— Given problem —
Transcribe each of the records below exactly, excluding all pictures.

*** Task material

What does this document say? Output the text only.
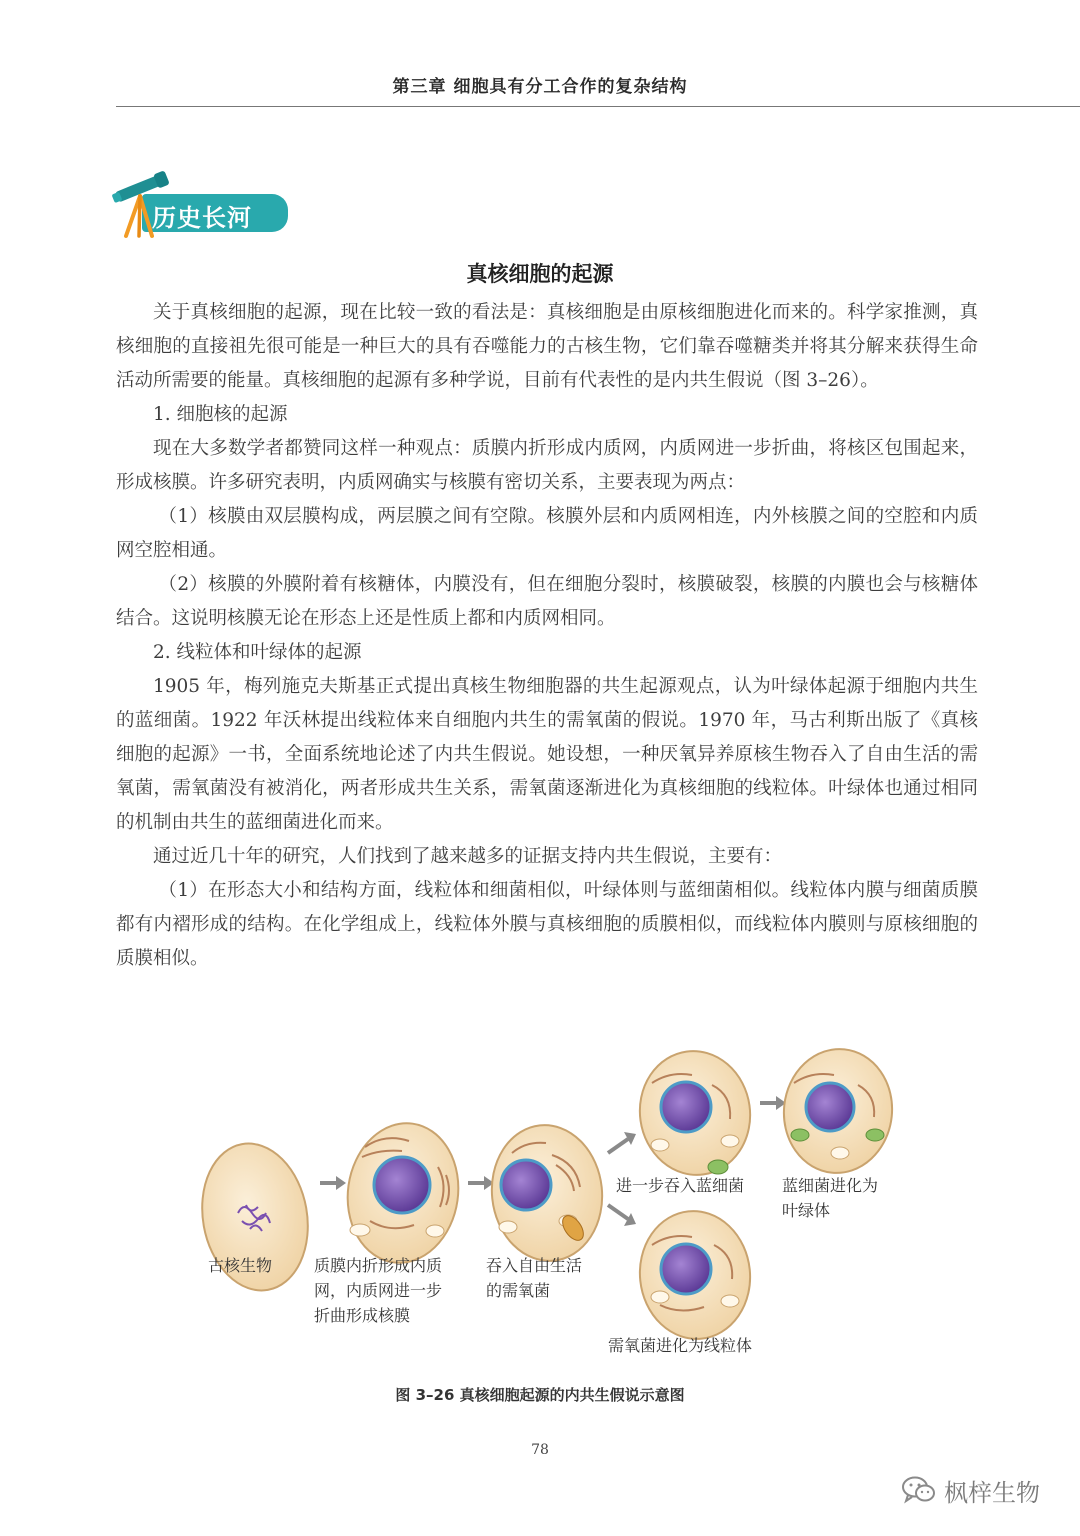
第三章 细胞具有分工合作的复杂结构
历史长河
真核细胞的起源

关于真核细胞的起源，现在比较一致的看法是：真核细胞是由原核细胞进化而来的。科学家推测，真核细胞的直接祖先很可能是一种巨大的具有吞噬能力的古核生物，它们靠吞噬糖类并将其分解来获得生命活动所需要的能量。真核细胞的起源有多种学说，目前有代表性的是内共生假说（图 3–26）。

1. 细胞核的起源

现在大多数学者都赞同这样一种观点：质膜内折形成内质网，内质网进一步折曲，将核区包围起来，形成核膜。许多研究表明，内质网确实与核膜有密切关系，主要表现为两点：

（1）核膜由双层膜构成，两层膜之间有空隙。核膜外层和内质网相连，内外核膜之间的空腔和内质网空腔相通。

（2）核膜的外膜附着有核糖体，内膜没有，但在细胞分裂时，核膜破裂，核膜的内膜也会与核糖体结合。这说明核膜无论在形态上还是性质上都和内质网相同。

2. 线粒体和叶绿体的起源

1905 年，梅列施克夫斯基正式提出真核生物细胞器的共生起源观点，认为叶绿体起源于细胞内共生的蓝细菌。1922 年沃林提出线粒体来自细胞内共生的需氧菌的假说。1970 年，马古利斯出版了《真核细胞的起源》一书，全面系统地论述了内共生假说。她设想，一种厌氧异养原核生物吞入了自由生活的需氧菌，需氧菌没有被消化，两者形成共生关系，需氧菌逐渐进化为真核细胞的线粒体。叶绿体也通过相同的机制由共生的蓝细菌进化而来。

通过近几十年的研究，人们找到了越来越多的证据支持内共生假说，主要有：

（1）在形态大小和结构方面，线粒体和细菌相似，叶绿体则与蓝细菌相似。线粒体内膜与细菌质膜都有内褶形成的结构。在化学组成上，线粒体外膜与真核细胞的质膜相似，而线粒体内膜则与原核细胞的质膜相似。

古核生物	质膜内折形成内质
网，内质网进一步
折曲形成核膜
吞入自由生活
的需氧菌
进一步吞入蓝细菌 蓝细菌进化为
叶绿体
需氧菌进化为线粒体
图 3–26 真核细胞起源的内共生假说示意图
78
枫梓生物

******

— Task solution —
What does this document say? Output the text only.
第三章 细胞具有分工合作的复杂结构
历史长河
真核细胞的起源

关于真核细胞的起源，现在比较一致的看法是：真核细胞是由原核细胞进化而来的。科学家推测，真核细胞的直接祖先很可能是一种巨大的具有吞噬能力的古核生物，它们靠吞噬糖类并将其分解来获得生命活动所需要的能量。真核细胞的起源有多种学说，目前有代表性的是内共生假说（图 3–26）。

1. 细胞核的起源

现在大多数学者都赞同这样一种观点：质膜内折形成内质网，内质网进一步折曲，将核区包围起来，形成核膜。许多研究表明，内质网确实与核膜有密切关系，主要表现为两点：

（1）核膜由双层膜构成，两层膜之间有空隙。核膜外层和内质网相连，内外核膜之间的空腔和内质网空腔相通。

（2）核膜的外膜附着有核糖体，内膜没有，但在细胞分裂时，核膜破裂，核膜的内膜也会与核糖体结合。这说明核膜无论在形态上还是性质上都和内质网相同。

2. 线粒体和叶绿体的起源

1905 年，梅列施克夫斯基正式提出真核生物细胞器的共生起源观点，认为叶绿体起源于细胞内共生的蓝细菌。1922 年沃林提出线粒体来自细胞内共生的需氧菌的假说。1970 年，马古利斯出版了《真核细胞的起源》一书，全面系统地论述了内共生假说。她设想，一种厌氧异养原核生物吞入了自由生活的需氧菌，需氧菌没有被消化，两者形成共生关系，需氧菌逐渐进化为真核细胞的线粒体。叶绿体也通过相同的机制由共生的蓝细菌进化而来。

通过近几十年的研究，人们找到了越来越多的证据支持内共生假说，主要有：

（1）在形态大小和结构方面，线粒体和细菌相似，叶绿体则与蓝细菌相似。线粒体内膜与细菌质膜都有内褶形成的结构。在化学组成上，线粒体外膜与真核细胞的质膜相似，而线粒体内膜则与原核细胞的质膜相似。

古核生物	质膜内折形成内质
网，内质网进一步
折曲形成核膜
吞入自由生活
的需氧菌
进一步吞入蓝细菌 蓝细菌进化为
叶绿体
需氧菌进化为线粒体
图 3–26 真核细胞起源的内共生假说示意图
78
枫梓生物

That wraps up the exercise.